**Given request**
Find how many lines in the material contain "color"; your answer should be that number alone.

Stored data

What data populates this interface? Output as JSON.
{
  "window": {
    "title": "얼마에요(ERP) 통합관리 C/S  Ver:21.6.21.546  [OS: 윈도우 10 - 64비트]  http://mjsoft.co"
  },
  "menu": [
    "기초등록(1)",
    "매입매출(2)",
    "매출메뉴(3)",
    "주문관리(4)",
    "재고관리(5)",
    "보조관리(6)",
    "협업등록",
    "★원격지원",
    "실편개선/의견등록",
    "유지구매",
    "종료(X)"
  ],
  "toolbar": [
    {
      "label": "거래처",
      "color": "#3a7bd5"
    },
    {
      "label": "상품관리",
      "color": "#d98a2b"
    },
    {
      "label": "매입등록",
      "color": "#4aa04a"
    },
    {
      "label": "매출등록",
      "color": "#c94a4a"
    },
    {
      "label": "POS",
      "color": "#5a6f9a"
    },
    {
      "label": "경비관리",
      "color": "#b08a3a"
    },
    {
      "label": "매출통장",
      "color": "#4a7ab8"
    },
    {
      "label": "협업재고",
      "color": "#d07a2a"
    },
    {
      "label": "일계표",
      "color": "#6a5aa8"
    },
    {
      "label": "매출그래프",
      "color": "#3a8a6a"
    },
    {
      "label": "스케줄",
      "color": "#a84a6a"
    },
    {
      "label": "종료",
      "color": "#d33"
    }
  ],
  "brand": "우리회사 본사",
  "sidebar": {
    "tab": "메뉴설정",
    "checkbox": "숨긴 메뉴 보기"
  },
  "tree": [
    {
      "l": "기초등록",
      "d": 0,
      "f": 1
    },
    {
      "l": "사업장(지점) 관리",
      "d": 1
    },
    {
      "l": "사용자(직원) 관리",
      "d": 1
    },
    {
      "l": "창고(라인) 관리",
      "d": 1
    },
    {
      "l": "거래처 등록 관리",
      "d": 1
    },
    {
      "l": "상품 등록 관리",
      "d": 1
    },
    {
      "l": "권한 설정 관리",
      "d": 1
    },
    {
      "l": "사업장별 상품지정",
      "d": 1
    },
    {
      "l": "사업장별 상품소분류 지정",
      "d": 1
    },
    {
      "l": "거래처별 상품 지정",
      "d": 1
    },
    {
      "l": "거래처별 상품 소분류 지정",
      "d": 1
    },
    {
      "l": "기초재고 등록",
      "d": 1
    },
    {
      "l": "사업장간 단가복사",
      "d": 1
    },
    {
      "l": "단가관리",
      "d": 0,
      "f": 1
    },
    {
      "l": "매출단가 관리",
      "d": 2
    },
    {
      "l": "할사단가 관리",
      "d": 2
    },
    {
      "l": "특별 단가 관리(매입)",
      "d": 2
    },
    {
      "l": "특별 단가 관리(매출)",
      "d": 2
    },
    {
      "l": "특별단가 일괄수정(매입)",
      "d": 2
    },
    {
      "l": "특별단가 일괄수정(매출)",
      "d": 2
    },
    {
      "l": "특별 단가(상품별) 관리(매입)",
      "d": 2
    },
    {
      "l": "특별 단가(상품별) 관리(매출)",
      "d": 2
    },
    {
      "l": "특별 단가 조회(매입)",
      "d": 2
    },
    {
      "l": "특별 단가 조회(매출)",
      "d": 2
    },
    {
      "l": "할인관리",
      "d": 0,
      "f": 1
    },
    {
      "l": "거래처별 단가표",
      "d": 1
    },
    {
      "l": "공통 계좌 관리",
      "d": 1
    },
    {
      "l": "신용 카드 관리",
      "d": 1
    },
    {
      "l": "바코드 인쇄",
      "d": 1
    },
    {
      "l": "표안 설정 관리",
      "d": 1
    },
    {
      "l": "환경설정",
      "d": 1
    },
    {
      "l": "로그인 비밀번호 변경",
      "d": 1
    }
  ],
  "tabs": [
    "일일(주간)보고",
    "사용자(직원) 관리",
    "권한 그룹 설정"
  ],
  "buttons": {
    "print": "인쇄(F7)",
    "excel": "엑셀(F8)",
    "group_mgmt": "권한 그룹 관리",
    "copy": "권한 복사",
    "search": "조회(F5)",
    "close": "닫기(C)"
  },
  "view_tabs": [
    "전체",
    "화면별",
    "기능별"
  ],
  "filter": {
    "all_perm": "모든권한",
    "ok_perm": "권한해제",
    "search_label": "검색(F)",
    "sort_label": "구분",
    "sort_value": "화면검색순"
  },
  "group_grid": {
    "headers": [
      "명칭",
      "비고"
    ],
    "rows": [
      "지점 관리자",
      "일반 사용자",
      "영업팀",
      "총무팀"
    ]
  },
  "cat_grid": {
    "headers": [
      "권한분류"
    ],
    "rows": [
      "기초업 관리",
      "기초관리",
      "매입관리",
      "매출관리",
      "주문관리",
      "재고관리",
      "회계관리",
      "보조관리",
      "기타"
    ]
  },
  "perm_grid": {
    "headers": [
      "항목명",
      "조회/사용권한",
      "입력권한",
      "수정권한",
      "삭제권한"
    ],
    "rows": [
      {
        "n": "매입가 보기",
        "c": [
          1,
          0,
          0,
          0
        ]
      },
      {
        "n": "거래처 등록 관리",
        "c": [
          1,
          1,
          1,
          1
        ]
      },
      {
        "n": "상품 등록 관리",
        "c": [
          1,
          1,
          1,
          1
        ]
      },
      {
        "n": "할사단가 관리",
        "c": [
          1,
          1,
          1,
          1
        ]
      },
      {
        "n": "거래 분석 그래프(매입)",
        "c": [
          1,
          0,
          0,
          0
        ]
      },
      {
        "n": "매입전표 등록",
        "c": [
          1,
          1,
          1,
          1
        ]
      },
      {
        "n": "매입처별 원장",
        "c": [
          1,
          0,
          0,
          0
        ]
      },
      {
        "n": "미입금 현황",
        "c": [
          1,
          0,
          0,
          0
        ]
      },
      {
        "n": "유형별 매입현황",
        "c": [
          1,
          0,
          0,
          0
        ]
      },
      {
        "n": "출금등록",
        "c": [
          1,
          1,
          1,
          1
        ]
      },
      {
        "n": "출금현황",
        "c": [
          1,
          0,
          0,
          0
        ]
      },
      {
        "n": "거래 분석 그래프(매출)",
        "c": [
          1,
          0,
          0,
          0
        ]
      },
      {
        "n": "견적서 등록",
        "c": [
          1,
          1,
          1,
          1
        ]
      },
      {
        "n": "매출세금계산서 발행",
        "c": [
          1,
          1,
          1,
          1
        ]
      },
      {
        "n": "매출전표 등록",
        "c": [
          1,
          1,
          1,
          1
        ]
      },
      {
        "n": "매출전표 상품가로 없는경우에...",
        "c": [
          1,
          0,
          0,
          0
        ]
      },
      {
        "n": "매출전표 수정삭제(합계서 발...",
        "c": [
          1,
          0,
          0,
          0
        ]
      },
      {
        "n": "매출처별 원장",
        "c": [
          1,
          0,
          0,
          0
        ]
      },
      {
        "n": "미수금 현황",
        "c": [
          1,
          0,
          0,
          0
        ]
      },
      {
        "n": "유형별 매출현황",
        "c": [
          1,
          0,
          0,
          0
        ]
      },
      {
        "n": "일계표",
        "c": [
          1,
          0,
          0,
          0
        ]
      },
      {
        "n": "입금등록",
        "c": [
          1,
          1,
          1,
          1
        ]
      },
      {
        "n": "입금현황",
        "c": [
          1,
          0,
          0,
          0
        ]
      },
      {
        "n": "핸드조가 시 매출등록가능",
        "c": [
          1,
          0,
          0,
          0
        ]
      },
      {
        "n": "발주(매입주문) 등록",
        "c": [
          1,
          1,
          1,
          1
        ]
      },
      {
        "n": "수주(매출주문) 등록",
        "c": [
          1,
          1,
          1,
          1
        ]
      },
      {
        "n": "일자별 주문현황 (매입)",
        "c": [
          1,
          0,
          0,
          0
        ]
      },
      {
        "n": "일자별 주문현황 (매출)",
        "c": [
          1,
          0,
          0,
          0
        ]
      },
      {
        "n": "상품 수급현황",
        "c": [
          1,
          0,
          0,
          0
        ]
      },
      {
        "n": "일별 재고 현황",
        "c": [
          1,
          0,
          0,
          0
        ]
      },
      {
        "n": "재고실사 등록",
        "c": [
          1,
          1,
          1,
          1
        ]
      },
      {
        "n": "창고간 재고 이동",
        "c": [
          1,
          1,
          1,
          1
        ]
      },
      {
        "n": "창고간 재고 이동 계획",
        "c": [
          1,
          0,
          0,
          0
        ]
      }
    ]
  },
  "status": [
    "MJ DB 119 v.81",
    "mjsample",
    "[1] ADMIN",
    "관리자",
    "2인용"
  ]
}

**Result for this exercise**
12